(REQUIREMENT): Reproduce the listing word for word. Skip any image.
= = = = =
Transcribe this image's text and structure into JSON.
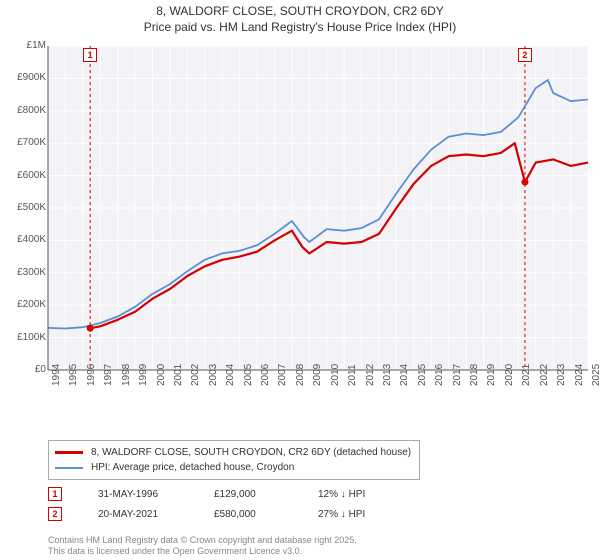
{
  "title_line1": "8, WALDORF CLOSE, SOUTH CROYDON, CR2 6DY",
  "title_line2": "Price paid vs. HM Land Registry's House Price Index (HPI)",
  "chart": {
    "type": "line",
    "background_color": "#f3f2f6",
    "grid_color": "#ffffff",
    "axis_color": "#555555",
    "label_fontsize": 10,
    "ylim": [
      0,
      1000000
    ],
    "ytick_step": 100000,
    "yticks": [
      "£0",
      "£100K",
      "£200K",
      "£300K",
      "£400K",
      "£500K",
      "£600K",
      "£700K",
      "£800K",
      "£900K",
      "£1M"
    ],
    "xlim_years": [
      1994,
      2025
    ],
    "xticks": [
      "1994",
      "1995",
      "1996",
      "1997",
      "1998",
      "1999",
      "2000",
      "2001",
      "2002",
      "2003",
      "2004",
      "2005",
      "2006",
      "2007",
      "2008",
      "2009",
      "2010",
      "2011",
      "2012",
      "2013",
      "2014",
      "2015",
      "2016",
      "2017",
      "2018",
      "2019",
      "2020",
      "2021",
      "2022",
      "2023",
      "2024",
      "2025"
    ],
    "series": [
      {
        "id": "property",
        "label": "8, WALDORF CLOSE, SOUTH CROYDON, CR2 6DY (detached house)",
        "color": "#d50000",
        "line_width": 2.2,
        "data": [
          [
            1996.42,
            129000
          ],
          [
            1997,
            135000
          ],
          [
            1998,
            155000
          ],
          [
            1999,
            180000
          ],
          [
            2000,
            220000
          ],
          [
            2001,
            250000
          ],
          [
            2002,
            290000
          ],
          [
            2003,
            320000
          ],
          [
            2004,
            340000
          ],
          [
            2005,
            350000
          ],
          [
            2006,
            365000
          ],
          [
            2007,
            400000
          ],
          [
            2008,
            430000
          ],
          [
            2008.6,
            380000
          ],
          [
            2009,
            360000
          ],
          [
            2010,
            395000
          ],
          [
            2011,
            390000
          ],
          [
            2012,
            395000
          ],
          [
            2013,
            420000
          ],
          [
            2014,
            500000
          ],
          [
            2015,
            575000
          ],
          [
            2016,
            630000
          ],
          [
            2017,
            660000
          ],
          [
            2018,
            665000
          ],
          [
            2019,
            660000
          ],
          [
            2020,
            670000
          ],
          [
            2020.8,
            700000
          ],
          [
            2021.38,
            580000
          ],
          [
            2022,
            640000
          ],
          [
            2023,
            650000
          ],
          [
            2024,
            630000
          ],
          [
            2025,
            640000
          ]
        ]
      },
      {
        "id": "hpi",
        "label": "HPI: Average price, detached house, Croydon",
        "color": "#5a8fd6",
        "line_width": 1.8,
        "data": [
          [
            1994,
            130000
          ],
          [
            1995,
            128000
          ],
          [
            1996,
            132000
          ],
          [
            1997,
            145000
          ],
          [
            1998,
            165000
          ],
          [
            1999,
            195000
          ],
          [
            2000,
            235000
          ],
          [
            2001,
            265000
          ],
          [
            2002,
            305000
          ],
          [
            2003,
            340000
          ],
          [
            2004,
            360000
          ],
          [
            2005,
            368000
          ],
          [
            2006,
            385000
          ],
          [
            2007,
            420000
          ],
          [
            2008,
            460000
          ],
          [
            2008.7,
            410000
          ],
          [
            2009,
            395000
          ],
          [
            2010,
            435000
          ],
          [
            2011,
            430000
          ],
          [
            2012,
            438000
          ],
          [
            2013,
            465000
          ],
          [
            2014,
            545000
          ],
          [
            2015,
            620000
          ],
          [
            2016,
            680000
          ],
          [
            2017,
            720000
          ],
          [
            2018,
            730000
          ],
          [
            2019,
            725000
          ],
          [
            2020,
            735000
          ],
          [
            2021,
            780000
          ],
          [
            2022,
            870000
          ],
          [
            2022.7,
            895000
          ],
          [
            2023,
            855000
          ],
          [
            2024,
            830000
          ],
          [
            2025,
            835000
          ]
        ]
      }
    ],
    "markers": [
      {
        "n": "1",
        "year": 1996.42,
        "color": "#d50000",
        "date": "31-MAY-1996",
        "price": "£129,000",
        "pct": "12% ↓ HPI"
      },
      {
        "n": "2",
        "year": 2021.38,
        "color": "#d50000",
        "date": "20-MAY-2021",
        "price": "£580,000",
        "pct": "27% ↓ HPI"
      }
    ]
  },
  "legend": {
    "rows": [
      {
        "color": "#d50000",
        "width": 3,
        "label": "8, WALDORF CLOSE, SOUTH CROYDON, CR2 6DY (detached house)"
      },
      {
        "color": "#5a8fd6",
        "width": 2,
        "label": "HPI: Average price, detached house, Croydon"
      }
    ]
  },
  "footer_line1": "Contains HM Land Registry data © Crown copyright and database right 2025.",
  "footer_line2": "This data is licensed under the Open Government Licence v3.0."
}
= = = = =
(ANSWER TO THE EXERCISE):
Transcribe this image's text and structure into JSON.
{
  "title_line1": "8, WALDORF CLOSE, SOUTH CROYDON, CR2 6DY",
  "title_line2": "Price paid vs. HM Land Registry's House Price Index (HPI)",
  "chart": {
    "type": "line",
    "background_color": "#f3f2f6",
    "grid_color": "#ffffff",
    "axis_color": "#555555",
    "label_fontsize": 10,
    "ylim": [
      0,
      1000000
    ],
    "ytick_step": 100000,
    "yticks": [
      "£0",
      "£100K",
      "£200K",
      "£300K",
      "£400K",
      "£500K",
      "£600K",
      "£700K",
      "£800K",
      "£900K",
      "£1M"
    ],
    "xlim_years": [
      1994,
      2025
    ],
    "xticks": [
      "1994",
      "1995",
      "1996",
      "1997",
      "1998",
      "1999",
      "2000",
      "2001",
      "2002",
      "2003",
      "2004",
      "2005",
      "2006",
      "2007",
      "2008",
      "2009",
      "2010",
      "2011",
      "2012",
      "2013",
      "2014",
      "2015",
      "2016",
      "2017",
      "2018",
      "2019",
      "2020",
      "2021",
      "2022",
      "2023",
      "2024",
      "2025"
    ],
    "series": [
      {
        "id": "property",
        "label": "8, WALDORF CLOSE, SOUTH CROYDON, CR2 6DY (detached house)",
        "color": "#d50000",
        "line_width": 2.2,
        "data": [
          [
            1996.42,
            129000
          ],
          [
            1997,
            135000
          ],
          [
            1998,
            155000
          ],
          [
            1999,
            180000
          ],
          [
            2000,
            220000
          ],
          [
            2001,
            250000
          ],
          [
            2002,
            290000
          ],
          [
            2003,
            320000
          ],
          [
            2004,
            340000
          ],
          [
            2005,
            350000
          ],
          [
            2006,
            365000
          ],
          [
            2007,
            400000
          ],
          [
            2008,
            430000
          ],
          [
            2008.6,
            380000
          ],
          [
            2009,
            360000
          ],
          [
            2010,
            395000
          ],
          [
            2011,
            390000
          ],
          [
            2012,
            395000
          ],
          [
            2013,
            420000
          ],
          [
            2014,
            500000
          ],
          [
            2015,
            575000
          ],
          [
            2016,
            630000
          ],
          [
            2017,
            660000
          ],
          [
            2018,
            665000
          ],
          [
            2019,
            660000
          ],
          [
            2020,
            670000
          ],
          [
            2020.8,
            700000
          ],
          [
            2021.38,
            580000
          ],
          [
            2022,
            640000
          ],
          [
            2023,
            650000
          ],
          [
            2024,
            630000
          ],
          [
            2025,
            640000
          ]
        ]
      },
      {
        "id": "hpi",
        "label": "HPI: Average price, detached house, Croydon",
        "color": "#5a8fd6",
        "line_width": 1.8,
        "data": [
          [
            1994,
            130000
          ],
          [
            1995,
            128000
          ],
          [
            1996,
            132000
          ],
          [
            1997,
            145000
          ],
          [
            1998,
            165000
          ],
          [
            1999,
            195000
          ],
          [
            2000,
            235000
          ],
          [
            2001,
            265000
          ],
          [
            2002,
            305000
          ],
          [
            2003,
            340000
          ],
          [
            2004,
            360000
          ],
          [
            2005,
            368000
          ],
          [
            2006,
            385000
          ],
          [
            2007,
            420000
          ],
          [
            2008,
            460000
          ],
          [
            2008.7,
            410000
          ],
          [
            2009,
            395000
          ],
          [
            2010,
            435000
          ],
          [
            2011,
            430000
          ],
          [
            2012,
            438000
          ],
          [
            2013,
            465000
          ],
          [
            2014,
            545000
          ],
          [
            2015,
            620000
          ],
          [
            2016,
            680000
          ],
          [
            2017,
            720000
          ],
          [
            2018,
            730000
          ],
          [
            2019,
            725000
          ],
          [
            2020,
            735000
          ],
          [
            2021,
            780000
          ],
          [
            2022,
            870000
          ],
          [
            2022.7,
            895000
          ],
          [
            2023,
            855000
          ],
          [
            2024,
            830000
          ],
          [
            2025,
            835000
          ]
        ]
      }
    ],
    "markers": [
      {
        "n": "1",
        "year": 1996.42,
        "color": "#d50000",
        "date": "31-MAY-1996",
        "price": "£129,000",
        "pct": "12% ↓ HPI"
      },
      {
        "n": "2",
        "year": 2021.38,
        "color": "#d50000",
        "date": "20-MAY-2021",
        "price": "£580,000",
        "pct": "27% ↓ HPI"
      }
    ]
  },
  "legend": {
    "rows": [
      {
        "color": "#d50000",
        "width": 3,
        "label": "8, WALDORF CLOSE, SOUTH CROYDON, CR2 6DY (detached house)"
      },
      {
        "color": "#5a8fd6",
        "width": 2,
        "label": "HPI: Average price, detached house, Croydon"
      }
    ]
  },
  "footer_line1": "Contains HM Land Registry data © Crown copyright and database right 2025.",
  "footer_line2": "This data is licensed under the Open Government Licence v3.0."
}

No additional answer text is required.